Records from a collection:
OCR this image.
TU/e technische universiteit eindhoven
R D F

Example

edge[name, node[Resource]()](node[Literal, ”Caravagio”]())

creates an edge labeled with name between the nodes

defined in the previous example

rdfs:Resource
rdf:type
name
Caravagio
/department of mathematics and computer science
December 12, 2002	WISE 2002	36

---

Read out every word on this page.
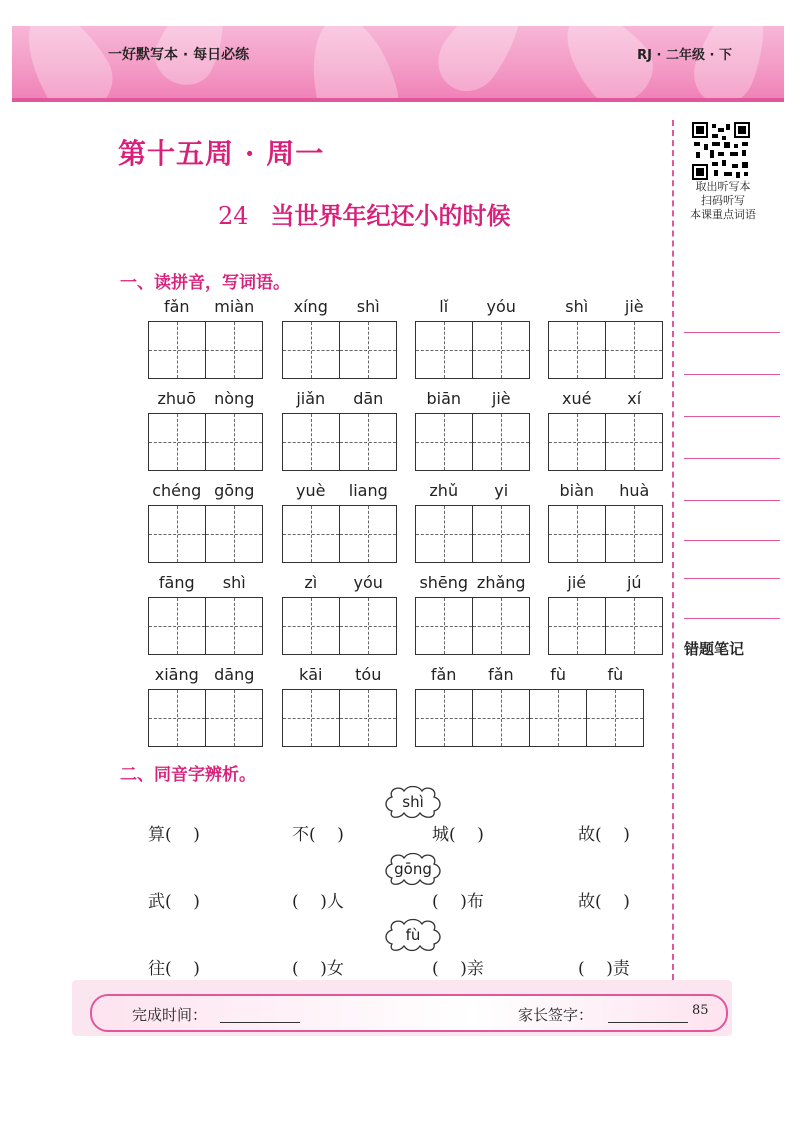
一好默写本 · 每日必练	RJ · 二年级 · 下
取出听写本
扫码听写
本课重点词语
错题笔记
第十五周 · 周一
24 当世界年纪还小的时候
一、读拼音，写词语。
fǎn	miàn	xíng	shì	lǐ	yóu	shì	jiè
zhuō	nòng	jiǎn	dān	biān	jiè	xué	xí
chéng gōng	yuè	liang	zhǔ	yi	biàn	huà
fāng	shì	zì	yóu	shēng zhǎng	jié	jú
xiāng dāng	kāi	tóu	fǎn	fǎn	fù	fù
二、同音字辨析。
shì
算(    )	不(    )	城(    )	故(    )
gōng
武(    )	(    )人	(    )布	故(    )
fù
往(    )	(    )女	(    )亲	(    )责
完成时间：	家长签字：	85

Short problem >>
Report the number of lines holding the string "edge", without any other words.

Result >>
2